▸ **WORK TO COMPLETE**
Rewrite the data with every "Gerenciador de Arquivos" changed to "Gestor de Arquivos", and leave everything else the same.

▸ **SUPPLIED DATA**
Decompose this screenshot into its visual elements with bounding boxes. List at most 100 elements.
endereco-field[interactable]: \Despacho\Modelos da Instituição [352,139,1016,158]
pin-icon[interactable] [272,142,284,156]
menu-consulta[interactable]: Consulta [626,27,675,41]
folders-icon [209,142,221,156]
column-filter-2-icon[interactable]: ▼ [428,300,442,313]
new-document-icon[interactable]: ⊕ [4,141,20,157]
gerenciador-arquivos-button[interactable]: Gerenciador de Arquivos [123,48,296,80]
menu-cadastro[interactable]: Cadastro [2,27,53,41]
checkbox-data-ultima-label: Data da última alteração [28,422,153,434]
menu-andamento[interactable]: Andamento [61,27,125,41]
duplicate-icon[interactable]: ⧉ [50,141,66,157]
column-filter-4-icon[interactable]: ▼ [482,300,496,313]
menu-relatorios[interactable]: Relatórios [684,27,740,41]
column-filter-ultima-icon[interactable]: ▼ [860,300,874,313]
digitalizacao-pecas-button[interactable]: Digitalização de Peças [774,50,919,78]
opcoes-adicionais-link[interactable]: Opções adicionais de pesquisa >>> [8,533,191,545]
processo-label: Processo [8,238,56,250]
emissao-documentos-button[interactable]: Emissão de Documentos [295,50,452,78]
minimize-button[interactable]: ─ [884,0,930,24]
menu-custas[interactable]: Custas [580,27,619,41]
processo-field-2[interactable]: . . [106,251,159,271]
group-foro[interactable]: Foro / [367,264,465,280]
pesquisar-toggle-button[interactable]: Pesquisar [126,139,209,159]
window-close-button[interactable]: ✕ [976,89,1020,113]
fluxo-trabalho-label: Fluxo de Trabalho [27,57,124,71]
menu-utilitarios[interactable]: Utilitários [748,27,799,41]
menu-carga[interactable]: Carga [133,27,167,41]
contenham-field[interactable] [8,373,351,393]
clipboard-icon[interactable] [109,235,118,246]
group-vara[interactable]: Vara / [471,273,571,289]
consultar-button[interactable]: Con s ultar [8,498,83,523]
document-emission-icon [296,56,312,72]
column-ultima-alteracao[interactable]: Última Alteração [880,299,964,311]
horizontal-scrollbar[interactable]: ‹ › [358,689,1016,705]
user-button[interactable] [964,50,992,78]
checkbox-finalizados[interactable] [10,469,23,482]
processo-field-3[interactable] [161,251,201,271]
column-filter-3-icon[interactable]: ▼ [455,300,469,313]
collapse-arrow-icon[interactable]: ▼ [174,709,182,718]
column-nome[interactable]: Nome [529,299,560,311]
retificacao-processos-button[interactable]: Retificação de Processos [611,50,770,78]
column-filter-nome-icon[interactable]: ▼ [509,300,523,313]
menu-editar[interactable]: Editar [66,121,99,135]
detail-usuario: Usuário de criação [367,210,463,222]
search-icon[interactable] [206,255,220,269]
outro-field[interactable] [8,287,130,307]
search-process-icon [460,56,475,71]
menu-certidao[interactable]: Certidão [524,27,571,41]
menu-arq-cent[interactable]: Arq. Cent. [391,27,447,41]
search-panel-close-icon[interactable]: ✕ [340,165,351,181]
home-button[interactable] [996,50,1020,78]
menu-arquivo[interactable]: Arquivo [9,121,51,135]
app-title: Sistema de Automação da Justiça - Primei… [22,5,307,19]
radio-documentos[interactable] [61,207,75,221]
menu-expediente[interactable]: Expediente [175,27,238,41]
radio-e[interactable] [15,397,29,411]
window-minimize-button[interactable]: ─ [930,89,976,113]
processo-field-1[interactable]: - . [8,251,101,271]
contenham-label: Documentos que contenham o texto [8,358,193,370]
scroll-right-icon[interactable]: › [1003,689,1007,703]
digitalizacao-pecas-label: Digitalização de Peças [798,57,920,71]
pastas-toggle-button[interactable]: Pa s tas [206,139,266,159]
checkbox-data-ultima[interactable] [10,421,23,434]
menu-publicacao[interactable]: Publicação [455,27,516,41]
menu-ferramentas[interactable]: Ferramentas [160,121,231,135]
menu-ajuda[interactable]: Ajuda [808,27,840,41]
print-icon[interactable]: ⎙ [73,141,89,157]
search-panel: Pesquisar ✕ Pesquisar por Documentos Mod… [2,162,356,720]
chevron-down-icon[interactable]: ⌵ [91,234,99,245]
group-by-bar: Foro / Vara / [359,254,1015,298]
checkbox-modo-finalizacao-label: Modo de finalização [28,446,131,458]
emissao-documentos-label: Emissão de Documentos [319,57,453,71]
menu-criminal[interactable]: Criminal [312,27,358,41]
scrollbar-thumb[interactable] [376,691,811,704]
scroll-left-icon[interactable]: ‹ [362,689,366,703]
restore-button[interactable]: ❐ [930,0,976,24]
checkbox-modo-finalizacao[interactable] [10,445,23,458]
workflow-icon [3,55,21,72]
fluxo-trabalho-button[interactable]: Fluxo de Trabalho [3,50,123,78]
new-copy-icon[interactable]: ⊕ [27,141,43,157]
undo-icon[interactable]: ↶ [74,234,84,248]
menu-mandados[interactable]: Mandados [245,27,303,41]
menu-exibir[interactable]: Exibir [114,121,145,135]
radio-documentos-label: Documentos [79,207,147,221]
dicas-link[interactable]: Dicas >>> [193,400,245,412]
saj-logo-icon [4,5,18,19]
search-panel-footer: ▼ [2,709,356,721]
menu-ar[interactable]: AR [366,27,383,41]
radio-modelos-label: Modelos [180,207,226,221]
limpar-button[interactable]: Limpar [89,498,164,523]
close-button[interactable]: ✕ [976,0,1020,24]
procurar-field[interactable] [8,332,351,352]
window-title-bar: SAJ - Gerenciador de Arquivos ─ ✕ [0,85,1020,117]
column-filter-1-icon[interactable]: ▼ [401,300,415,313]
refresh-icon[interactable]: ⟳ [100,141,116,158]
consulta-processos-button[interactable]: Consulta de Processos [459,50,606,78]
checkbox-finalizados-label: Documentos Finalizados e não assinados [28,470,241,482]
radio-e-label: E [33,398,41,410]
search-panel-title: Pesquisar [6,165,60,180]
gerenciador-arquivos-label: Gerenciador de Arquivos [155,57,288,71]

▸ **RESULT BELOW**
Decompose this screenshot into its visual elements with bounding boxes. List at most 100 elements.
endereco-field[interactable]: \Despacho\Modelos da Instituição [352,139,1016,158]
pin-icon[interactable] [272,142,284,156]
menu-consulta[interactable]: Consulta [626,27,675,41]
folders-icon [209,142,221,156]
column-filter-2-icon[interactable]: ▼ [428,300,442,313]
new-document-icon[interactable]: ⊕ [4,141,20,157]
gerenciador-arquivos-button[interactable]: Gestor de Arquivos [123,48,296,80]
menu-cadastro[interactable]: Cadastro [2,27,53,41]
checkbox-data-ultima-label: Data da última alteração [28,422,153,434]
menu-andamento[interactable]: Andamento [61,27,125,41]
duplicate-icon[interactable]: ⧉ [50,141,66,157]
column-filter-4-icon[interactable]: ▼ [482,300,496,313]
menu-relatorios[interactable]: Relatórios [684,27,740,41]
column-filter-ultima-icon[interactable]: ▼ [860,300,874,313]
digitalizacao-pecas-button[interactable]: Digitalização de Peças [774,50,919,78]
opcoes-adicionais-link[interactable]: Opções adicionais de pesquisa >>> [8,533,191,545]
processo-label: Processo [8,238,56,250]
emissao-documentos-button[interactable]: Emissão de Documentos [295,50,452,78]
minimize-button[interactable]: ─ [884,0,930,24]
menu-custas[interactable]: Custas [580,27,619,41]
processo-field-2[interactable]: . . [106,251,159,271]
group-foro[interactable]: Foro / [367,264,465,280]
pesquisar-toggle-button[interactable]: Pesquisar [126,139,209,159]
window-close-button[interactable]: ✕ [976,89,1020,113]
fluxo-trabalho-label: Fluxo de Trabalho [27,57,124,71]
menu-utilitarios[interactable]: Utilitários [748,27,799,41]
menu-carga[interactable]: Carga [133,27,167,41]
contenham-field[interactable] [8,373,351,393]
clipboard-icon[interactable] [109,235,118,246]
group-vara[interactable]: Vara / [471,273,571,289]
consultar-button[interactable]: Con s ultar [8,498,83,523]
document-emission-icon [296,56,312,72]
column-ultima-alteracao[interactable]: Última Alteração [880,299,964,311]
horizontal-scrollbar[interactable]: ‹ › [358,689,1016,705]
user-button[interactable] [964,50,992,78]
checkbox-finalizados[interactable] [10,469,23,482]
processo-field-3[interactable] [161,251,201,271]
column-filter-3-icon[interactable]: ▼ [455,300,469,313]
collapse-arrow-icon[interactable]: ▼ [174,709,182,718]
column-nome[interactable]: Nome [529,299,560,311]
retificacao-processos-button[interactable]: Retificação de Processos [611,50,770,78]
column-filter-nome-icon[interactable]: ▼ [509,300,523,313]
menu-editar[interactable]: Editar [66,121,99,135]
detail-usuario: Usuário de criação [367,210,463,222]
search-icon[interactable] [206,255,220,269]
outro-field[interactable] [8,287,130,307]
search-process-icon [460,56,475,71]
menu-certidao[interactable]: Certidão [524,27,571,41]
menu-arq-cent[interactable]: Arq. Cent. [391,27,447,41]
search-panel-close-icon[interactable]: ✕ [340,165,351,181]
home-button[interactable] [996,50,1020,78]
menu-arquivo[interactable]: Arquivo [9,121,51,135]
app-title: Sistema de Automação da Justiça - Primei… [22,5,307,19]
radio-documentos[interactable] [61,207,75,221]
menu-expediente[interactable]: Expediente [175,27,238,41]
radio-e[interactable] [15,397,29,411]
window-minimize-button[interactable]: ─ [930,89,976,113]
processo-field-1[interactable]: - . [8,251,101,271]
contenham-label: Documentos que contenham o texto [8,358,193,370]
scroll-right-icon[interactable]: › [1003,689,1007,703]
digitalizacao-pecas-label: Digitalização de Peças [798,57,920,71]
pastas-toggle-button[interactable]: Pa s tas [206,139,266,159]
checkbox-data-ultima[interactable] [10,421,23,434]
menu-publicacao[interactable]: Publicação [455,27,516,41]
menu-ferramentas[interactable]: Ferramentas [160,121,231,135]
menu-ajuda[interactable]: Ajuda [808,27,840,41]
print-icon[interactable]: ⎙ [73,141,89,157]
search-panel: Pesquisar ✕ Pesquisar por Documentos Mod… [2,162,356,720]
chevron-down-icon[interactable]: ⌵ [91,234,99,245]
group-by-bar: Foro / Vara / [359,254,1015,298]
checkbox-modo-finalizacao-label: Modo de finalização [28,446,131,458]
emissao-documentos-label: Emissão de Documentos [319,57,453,71]
menu-criminal[interactable]: Criminal [312,27,358,41]
scrollbar-thumb[interactable] [376,691,811,704]
scroll-left-icon[interactable]: ‹ [362,689,366,703]
restore-button[interactable]: ❐ [930,0,976,24]
checkbox-modo-finalizacao[interactable] [10,445,23,458]
workflow-icon [3,55,21,72]
fluxo-trabalho-button[interactable]: Fluxo de Trabalho [3,50,123,78]
new-copy-icon[interactable]: ⊕ [27,141,43,157]
undo-icon[interactable]: ↶ [74,234,84,248]
menu-mandados[interactable]: Mandados [245,27,303,41]
menu-exibir[interactable]: Exibir [114,121,145,135]
radio-documentos-label: Documentos [79,207,147,221]
dicas-link[interactable]: Dicas >>> [193,400,245,412]
saj-logo-icon [4,5,18,19]
search-panel-footer: ▼ [2,709,356,721]
menu-ar[interactable]: AR [366,27,383,41]
radio-modelos-label: Modelos [180,207,226,221]
limpar-button[interactable]: Limpar [89,498,164,523]
close-button[interactable]: ✕ [976,0,1020,24]
procurar-field[interactable] [8,332,351,352]
window-title-bar: SAJ - Gestor de Arquivos ─ ✕ [0,85,1020,117]
column-filter-1-icon[interactable]: ▼ [401,300,415,313]
refresh-icon[interactable]: ⟳ [100,141,116,158]
consulta-processos-button[interactable]: Consulta de Processos [459,50,606,78]
checkbox-finalizados-label: Documentos Finalizados e não assinados [28,470,241,482]
radio-e-label: E [33,398,41,410]
search-panel-title: Pesquisar [6,165,60,180]
gerenciador-arquivos-label: Gestor de Arquivos [155,57,288,71]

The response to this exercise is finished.